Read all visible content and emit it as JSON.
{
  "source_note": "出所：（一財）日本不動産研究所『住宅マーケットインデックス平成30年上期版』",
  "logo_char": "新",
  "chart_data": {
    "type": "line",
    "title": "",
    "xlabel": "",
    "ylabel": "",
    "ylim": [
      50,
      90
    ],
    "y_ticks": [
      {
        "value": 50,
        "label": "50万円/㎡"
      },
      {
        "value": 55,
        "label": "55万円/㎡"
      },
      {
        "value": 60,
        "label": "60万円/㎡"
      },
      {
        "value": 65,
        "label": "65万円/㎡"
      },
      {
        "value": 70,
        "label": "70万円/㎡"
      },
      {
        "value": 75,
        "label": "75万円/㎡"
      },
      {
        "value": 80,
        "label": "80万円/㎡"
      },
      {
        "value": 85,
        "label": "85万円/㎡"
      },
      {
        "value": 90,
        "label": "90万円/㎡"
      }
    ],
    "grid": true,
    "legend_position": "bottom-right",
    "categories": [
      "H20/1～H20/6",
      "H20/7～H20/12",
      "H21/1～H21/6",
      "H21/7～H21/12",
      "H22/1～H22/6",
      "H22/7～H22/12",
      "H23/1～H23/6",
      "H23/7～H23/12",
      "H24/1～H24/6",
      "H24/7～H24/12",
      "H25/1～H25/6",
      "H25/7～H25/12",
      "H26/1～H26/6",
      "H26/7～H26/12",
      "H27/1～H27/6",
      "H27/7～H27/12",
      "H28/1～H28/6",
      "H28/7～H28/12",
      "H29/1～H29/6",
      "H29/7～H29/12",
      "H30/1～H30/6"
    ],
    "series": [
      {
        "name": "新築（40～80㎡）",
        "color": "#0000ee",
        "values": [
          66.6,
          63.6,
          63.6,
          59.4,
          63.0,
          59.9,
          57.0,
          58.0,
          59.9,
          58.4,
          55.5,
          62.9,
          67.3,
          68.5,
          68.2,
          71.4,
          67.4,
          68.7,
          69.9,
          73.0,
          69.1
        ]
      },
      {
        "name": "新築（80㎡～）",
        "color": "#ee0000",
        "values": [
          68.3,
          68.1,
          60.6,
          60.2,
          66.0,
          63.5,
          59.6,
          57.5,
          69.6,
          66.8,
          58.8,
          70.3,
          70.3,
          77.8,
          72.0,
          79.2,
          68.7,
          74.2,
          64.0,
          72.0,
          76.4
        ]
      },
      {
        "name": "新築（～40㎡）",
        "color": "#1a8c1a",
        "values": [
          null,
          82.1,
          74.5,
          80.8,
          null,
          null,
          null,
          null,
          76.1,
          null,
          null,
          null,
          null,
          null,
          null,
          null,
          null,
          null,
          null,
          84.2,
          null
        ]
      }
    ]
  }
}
● ● ● ● ●
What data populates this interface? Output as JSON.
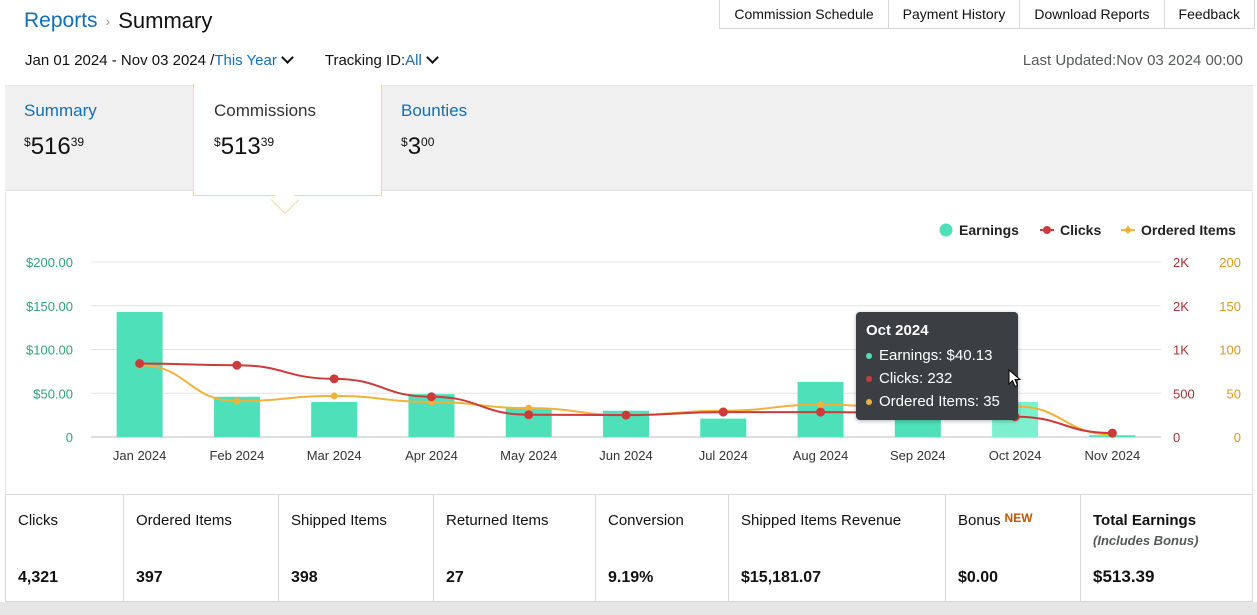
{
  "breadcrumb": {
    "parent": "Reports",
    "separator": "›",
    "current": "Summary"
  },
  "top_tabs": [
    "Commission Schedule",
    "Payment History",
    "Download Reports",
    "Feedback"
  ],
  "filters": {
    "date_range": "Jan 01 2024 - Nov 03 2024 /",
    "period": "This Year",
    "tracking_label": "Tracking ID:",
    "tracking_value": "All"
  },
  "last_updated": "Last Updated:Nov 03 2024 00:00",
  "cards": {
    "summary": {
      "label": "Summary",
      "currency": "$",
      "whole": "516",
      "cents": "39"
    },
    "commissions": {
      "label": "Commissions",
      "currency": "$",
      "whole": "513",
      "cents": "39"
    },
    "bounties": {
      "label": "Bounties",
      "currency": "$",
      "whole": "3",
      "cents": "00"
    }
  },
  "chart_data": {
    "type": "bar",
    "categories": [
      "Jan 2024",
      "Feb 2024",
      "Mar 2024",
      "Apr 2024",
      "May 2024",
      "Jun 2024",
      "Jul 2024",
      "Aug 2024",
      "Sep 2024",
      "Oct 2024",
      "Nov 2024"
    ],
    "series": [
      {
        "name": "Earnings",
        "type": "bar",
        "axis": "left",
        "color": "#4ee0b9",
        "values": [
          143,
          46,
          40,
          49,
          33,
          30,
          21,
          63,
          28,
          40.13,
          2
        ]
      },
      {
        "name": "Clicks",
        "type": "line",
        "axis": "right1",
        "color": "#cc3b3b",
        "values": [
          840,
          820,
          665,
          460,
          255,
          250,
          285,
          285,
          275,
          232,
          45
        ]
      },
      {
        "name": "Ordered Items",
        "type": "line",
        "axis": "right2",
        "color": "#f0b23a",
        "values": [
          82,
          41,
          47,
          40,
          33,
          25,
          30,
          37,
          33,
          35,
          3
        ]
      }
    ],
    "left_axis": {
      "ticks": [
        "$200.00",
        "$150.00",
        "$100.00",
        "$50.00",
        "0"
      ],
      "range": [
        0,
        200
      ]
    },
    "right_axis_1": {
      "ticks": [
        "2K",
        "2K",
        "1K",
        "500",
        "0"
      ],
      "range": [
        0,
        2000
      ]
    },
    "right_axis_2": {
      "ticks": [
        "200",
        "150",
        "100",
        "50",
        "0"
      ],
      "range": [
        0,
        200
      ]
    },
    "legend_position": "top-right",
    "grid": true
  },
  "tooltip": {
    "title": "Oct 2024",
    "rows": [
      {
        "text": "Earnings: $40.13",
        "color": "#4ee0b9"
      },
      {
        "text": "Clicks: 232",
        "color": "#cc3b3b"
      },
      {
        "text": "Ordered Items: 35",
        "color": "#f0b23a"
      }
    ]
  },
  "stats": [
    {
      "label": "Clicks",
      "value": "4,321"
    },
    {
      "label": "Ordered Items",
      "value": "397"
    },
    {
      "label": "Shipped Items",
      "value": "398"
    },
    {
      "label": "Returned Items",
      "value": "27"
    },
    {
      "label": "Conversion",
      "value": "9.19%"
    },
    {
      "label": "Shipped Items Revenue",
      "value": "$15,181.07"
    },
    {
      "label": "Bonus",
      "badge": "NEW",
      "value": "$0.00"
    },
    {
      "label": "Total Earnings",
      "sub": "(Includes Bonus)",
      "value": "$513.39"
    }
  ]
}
● ● ● ● ●
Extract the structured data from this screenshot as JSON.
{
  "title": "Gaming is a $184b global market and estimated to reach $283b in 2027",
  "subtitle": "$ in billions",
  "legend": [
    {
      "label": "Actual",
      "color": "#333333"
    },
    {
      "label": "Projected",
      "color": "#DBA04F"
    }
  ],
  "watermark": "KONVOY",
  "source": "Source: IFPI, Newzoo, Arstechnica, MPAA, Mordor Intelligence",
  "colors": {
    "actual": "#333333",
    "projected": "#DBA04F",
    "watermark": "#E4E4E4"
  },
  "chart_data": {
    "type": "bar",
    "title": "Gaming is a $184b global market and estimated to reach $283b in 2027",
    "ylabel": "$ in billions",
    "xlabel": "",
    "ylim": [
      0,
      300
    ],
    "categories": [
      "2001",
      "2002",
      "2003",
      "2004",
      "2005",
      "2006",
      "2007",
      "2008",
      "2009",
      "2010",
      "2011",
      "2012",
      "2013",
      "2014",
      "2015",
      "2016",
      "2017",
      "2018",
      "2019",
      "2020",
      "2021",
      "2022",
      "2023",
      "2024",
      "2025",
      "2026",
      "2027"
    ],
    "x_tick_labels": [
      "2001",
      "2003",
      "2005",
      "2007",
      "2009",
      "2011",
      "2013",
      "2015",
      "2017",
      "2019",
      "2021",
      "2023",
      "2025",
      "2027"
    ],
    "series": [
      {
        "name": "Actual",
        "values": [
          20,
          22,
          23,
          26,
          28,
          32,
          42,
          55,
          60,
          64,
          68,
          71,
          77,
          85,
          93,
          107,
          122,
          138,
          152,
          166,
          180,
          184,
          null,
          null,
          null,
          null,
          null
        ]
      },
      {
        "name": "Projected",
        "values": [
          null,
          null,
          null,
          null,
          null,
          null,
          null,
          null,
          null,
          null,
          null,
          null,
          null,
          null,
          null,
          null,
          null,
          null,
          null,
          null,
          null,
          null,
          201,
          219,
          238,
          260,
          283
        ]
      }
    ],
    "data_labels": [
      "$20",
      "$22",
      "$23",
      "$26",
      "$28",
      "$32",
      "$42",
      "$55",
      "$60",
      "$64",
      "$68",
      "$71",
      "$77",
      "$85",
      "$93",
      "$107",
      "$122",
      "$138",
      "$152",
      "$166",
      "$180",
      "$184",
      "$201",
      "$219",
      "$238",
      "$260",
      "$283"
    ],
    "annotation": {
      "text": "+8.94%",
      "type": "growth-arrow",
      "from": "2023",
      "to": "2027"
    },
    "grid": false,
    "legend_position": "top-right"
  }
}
● ● ● ● ●
## WHAT THE EXERCISE ASKS
Extract each line holding the string "Items".

## COMPLETE OUTPUT
        "name": "Ordered Items",
        "text": "Ordered Items: 35",
      "label": "Ordered Items",
      "label": "Shipped Items",
      "label": "Returned Items",
      "label": "Shipped Items Revenue",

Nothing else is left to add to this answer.